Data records
----------------

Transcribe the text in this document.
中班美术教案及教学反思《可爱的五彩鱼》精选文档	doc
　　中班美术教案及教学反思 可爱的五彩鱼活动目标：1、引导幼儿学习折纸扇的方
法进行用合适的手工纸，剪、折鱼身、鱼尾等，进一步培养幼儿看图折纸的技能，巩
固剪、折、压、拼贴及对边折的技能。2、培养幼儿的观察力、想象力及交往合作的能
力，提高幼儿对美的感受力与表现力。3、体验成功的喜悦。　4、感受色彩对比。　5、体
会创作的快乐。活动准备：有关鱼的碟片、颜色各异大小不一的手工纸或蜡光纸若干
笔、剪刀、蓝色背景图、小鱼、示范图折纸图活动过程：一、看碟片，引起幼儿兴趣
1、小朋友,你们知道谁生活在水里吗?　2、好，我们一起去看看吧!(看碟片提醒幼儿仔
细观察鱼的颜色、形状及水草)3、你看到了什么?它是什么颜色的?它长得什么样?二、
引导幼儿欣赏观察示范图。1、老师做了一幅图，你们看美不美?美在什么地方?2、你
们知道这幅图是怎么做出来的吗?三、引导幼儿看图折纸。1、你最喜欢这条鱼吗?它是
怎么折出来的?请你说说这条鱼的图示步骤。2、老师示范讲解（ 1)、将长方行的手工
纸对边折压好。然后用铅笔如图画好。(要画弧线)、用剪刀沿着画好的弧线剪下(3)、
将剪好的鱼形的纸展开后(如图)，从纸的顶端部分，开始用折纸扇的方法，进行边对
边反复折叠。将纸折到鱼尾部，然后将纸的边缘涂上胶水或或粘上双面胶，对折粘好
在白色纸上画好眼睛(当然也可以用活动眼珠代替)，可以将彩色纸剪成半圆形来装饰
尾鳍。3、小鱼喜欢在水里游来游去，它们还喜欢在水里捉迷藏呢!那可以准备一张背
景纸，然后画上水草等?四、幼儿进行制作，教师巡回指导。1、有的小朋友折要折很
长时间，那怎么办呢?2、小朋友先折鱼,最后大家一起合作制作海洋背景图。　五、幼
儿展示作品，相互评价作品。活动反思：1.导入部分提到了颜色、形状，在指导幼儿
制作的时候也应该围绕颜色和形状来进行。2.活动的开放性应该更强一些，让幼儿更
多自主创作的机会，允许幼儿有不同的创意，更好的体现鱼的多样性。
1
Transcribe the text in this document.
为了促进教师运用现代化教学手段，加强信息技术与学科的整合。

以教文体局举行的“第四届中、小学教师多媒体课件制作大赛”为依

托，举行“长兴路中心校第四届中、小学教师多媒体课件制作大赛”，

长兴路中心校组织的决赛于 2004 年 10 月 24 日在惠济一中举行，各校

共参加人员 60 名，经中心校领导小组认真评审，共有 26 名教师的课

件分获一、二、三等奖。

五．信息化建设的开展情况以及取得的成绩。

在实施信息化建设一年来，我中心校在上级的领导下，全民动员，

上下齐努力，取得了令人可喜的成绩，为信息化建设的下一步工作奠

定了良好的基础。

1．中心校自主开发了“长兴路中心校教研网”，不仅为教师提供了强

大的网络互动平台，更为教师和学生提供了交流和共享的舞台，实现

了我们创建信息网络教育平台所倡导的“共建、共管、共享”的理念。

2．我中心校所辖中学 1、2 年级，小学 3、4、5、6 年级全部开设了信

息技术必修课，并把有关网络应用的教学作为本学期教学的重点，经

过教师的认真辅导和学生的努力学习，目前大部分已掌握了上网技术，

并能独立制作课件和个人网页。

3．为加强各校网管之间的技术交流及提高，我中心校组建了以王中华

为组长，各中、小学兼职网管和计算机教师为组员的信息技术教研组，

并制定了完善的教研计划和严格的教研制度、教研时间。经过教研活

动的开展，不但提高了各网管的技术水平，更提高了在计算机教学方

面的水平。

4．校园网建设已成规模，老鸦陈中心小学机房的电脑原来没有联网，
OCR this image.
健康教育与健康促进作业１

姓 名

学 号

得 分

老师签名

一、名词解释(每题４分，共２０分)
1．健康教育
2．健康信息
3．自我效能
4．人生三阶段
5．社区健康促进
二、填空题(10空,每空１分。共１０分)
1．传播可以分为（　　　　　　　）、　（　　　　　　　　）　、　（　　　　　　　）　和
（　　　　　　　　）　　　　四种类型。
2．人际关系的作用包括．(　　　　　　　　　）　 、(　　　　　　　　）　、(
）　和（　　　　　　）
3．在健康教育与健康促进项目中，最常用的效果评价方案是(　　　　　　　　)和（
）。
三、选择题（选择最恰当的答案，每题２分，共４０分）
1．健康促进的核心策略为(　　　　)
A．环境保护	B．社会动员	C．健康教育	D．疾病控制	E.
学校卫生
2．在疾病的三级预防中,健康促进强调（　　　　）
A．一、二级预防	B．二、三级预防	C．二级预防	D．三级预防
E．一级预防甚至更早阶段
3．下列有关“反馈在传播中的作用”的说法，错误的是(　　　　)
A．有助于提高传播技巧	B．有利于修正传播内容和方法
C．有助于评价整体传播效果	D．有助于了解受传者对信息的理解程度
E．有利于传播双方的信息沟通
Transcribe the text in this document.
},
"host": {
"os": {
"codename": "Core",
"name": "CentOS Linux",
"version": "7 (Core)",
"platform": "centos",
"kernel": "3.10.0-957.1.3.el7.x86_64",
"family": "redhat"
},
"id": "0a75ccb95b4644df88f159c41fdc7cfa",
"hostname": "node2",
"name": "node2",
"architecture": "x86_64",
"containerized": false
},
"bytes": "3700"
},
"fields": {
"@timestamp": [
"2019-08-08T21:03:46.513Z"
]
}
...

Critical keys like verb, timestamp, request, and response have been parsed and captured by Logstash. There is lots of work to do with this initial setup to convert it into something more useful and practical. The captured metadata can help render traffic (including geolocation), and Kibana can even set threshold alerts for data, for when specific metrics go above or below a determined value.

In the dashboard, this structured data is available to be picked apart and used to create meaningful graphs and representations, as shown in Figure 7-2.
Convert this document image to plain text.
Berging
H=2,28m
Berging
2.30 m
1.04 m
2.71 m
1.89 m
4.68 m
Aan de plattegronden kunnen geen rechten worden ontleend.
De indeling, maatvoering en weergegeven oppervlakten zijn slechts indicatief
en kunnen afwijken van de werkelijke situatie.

----------------

### STATED TASK:
Reproduce every record above exactly as it appears.

### FULL RESPONSE:
Transcribe the text in this document.
中班美术教案及教学反思《可爱的五彩鱼》精选文档	doc
　　中班美术教案及教学反思 可爱的五彩鱼活动目标：1、引导幼儿学习折纸扇的方
法进行用合适的手工纸，剪、折鱼身、鱼尾等，进一步培养幼儿看图折纸的技能，巩
固剪、折、压、拼贴及对边折的技能。2、培养幼儿的观察力、想象力及交往合作的能
力，提高幼儿对美的感受力与表现力。3、体验成功的喜悦。　4、感受色彩对比。　5、体
会创作的快乐。活动准备：有关鱼的碟片、颜色各异大小不一的手工纸或蜡光纸若干
笔、剪刀、蓝色背景图、小鱼、示范图折纸图活动过程：一、看碟片，引起幼儿兴趣
1、小朋友,你们知道谁生活在水里吗?　2、好，我们一起去看看吧!(看碟片提醒幼儿仔
细观察鱼的颜色、形状及水草)3、你看到了什么?它是什么颜色的?它长得什么样?二、
引导幼儿欣赏观察示范图。1、老师做了一幅图，你们看美不美?美在什么地方?2、你
们知道这幅图是怎么做出来的吗?三、引导幼儿看图折纸。1、你最喜欢这条鱼吗?它是
怎么折出来的?请你说说这条鱼的图示步骤。2、老师示范讲解（ 1)、将长方行的手工
纸对边折压好。然后用铅笔如图画好。(要画弧线)、用剪刀沿着画好的弧线剪下(3)、
将剪好的鱼形的纸展开后(如图)，从纸的顶端部分，开始用折纸扇的方法，进行边对
边反复折叠。将纸折到鱼尾部，然后将纸的边缘涂上胶水或或粘上双面胶，对折粘好
在白色纸上画好眼睛(当然也可以用活动眼珠代替)，可以将彩色纸剪成半圆形来装饰
尾鳍。3、小鱼喜欢在水里游来游去，它们还喜欢在水里捉迷藏呢!那可以准备一张背
景纸，然后画上水草等?四、幼儿进行制作，教师巡回指导。1、有的小朋友折要折很
长时间，那怎么办呢?2、小朋友先折鱼,最后大家一起合作制作海洋背景图。　五、幼
儿展示作品，相互评价作品。活动反思：1.导入部分提到了颜色、形状，在指导幼儿
制作的时候也应该围绕颜色和形状来进行。2.活动的开放性应该更强一些，让幼儿更
多自主创作的机会，允许幼儿有不同的创意，更好的体现鱼的多样性。
1
Transcribe the text in this document.
为了促进教师运用现代化教学手段，加强信息技术与学科的整合。

以教文体局举行的“第四届中、小学教师多媒体课件制作大赛”为依

托，举行“长兴路中心校第四届中、小学教师多媒体课件制作大赛”，

长兴路中心校组织的决赛于 2004 年 10 月 24 日在惠济一中举行，各校

共参加人员 60 名，经中心校领导小组认真评审，共有 26 名教师的课

件分获一、二、三等奖。

五．信息化建设的开展情况以及取得的成绩。

在实施信息化建设一年来，我中心校在上级的领导下，全民动员，

上下齐努力，取得了令人可喜的成绩，为信息化建设的下一步工作奠

定了良好的基础。

1．中心校自主开发了“长兴路中心校教研网”，不仅为教师提供了强

大的网络互动平台，更为教师和学生提供了交流和共享的舞台，实现

了我们创建信息网络教育平台所倡导的“共建、共管、共享”的理念。

2．我中心校所辖中学 1、2 年级，小学 3、4、5、6 年级全部开设了信

息技术必修课，并把有关网络应用的教学作为本学期教学的重点，经

过教师的认真辅导和学生的努力学习，目前大部分已掌握了上网技术，

并能独立制作课件和个人网页。

3．为加强各校网管之间的技术交流及提高，我中心校组建了以王中华

为组长，各中、小学兼职网管和计算机教师为组员的信息技术教研组，

并制定了完善的教研计划和严格的教研制度、教研时间。经过教研活

动的开展，不但提高了各网管的技术水平，更提高了在计算机教学方

面的水平。

4．校园网建设已成规模，老鸦陈中心小学机房的电脑原来没有联网，
OCR this image.
健康教育与健康促进作业１

姓 名

学 号

得 分

老师签名

一、名词解释(每题４分，共２０分)
1．健康教育
2．健康信息
3．自我效能
4．人生三阶段
5．社区健康促进
二、填空题(10空,每空１分。共１０分)
1．传播可以分为（　　　　　　　）、　（　　　　　　　　）　、　（　　　　　　　）　和
（　　　　　　　　）　　　　四种类型。
2．人际关系的作用包括．(　　　　　　　　　）　 、(　　　　　　　　）　、(
）　和（　　　　　　）
3．在健康教育与健康促进项目中，最常用的效果评价方案是(　　　　　　　　)和（
）。
三、选择题（选择最恰当的答案，每题２分，共４０分）
1．健康促进的核心策略为(　　　　)
A．环境保护	B．社会动员	C．健康教育	D．疾病控制	E.
学校卫生
2．在疾病的三级预防中,健康促进强调（　　　　）
A．一、二级预防	B．二、三级预防	C．二级预防	D．三级预防
E．一级预防甚至更早阶段
3．下列有关“反馈在传播中的作用”的说法，错误的是(　　　　)
A．有助于提高传播技巧	B．有利于修正传播内容和方法
C．有助于评价整体传播效果	D．有助于了解受传者对信息的理解程度
E．有利于传播双方的信息沟通
Transcribe the text in this document.
},
"host": {
"os": {
"codename": "Core",
"name": "CentOS Linux",
"version": "7 (Core)",
"platform": "centos",
"kernel": "3.10.0-957.1.3.el7.x86_64",
"family": "redhat"
},
"id": "0a75ccb95b4644df88f159c41fdc7cfa",
"hostname": "node2",
"name": "node2",
"architecture": "x86_64",
"containerized": false
},
"bytes": "3700"
},
"fields": {
"@timestamp": [
"2019-08-08T21:03:46.513Z"
]
}
...

Critical keys like verb, timestamp, request, and response have been parsed and captured by Logstash. There is lots of work to do with this initial setup to convert it into something more useful and practical. The captured metadata can help render traffic (including geolocation), and Kibana can even set threshold alerts for data, for when specific metrics go above or below a determined value.

In the dashboard, this structured data is available to be picked apart and used to create meaningful graphs and representations, as shown in Figure 7-2.
Convert this document image to plain text.
Berging
H=2,28m
Berging
2.30 m
1.04 m
2.71 m
1.89 m
4.68 m
Aan de plattegronden kunnen geen rechten worden ontleend.
De indeling, maatvoering en weergegeven oppervlakten zijn slechts indicatief
en kunnen afwijken van de werkelijke situatie.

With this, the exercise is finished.